▽

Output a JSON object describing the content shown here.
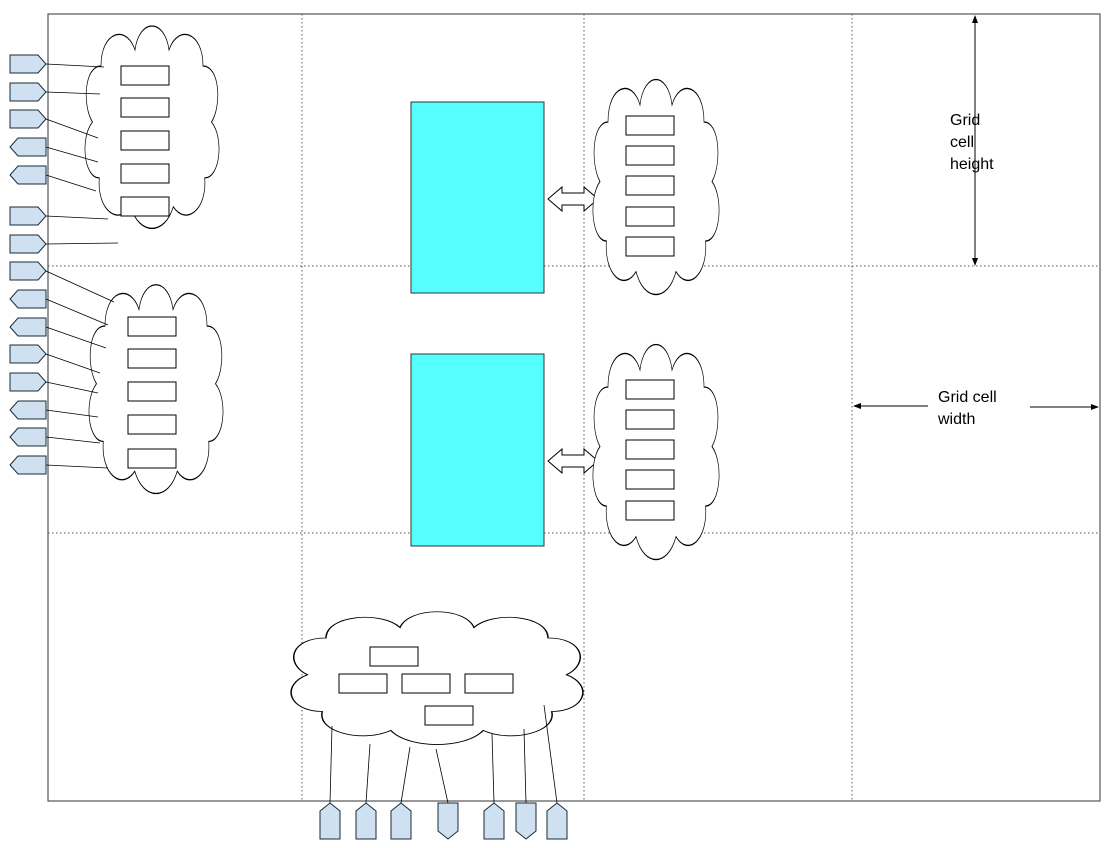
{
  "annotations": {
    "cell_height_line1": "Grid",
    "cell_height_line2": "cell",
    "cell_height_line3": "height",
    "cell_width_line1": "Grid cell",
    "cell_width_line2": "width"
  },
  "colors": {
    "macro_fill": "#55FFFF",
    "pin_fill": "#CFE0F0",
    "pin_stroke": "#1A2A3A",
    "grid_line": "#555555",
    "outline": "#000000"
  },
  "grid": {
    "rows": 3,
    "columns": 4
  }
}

△

> _Description of the task_: Copy each line exactly, and leave the pictures out of your copy.

> _Complete output_:
Output a JSON object describing the content shown here.
{
  "annotations": {
    "cell_height_line1": "Grid",
    "cell_height_line2": "cell",
    "cell_height_line3": "height",
    "cell_width_line1": "Grid cell",
    "cell_width_line2": "width"
  },
  "colors": {
    "macro_fill": "#55FFFF",
    "pin_fill": "#CFE0F0",
    "pin_stroke": "#1A2A3A",
    "grid_line": "#555555",
    "outline": "#000000"
  },
  "grid": {
    "rows": 3,
    "columns": 4
  }
}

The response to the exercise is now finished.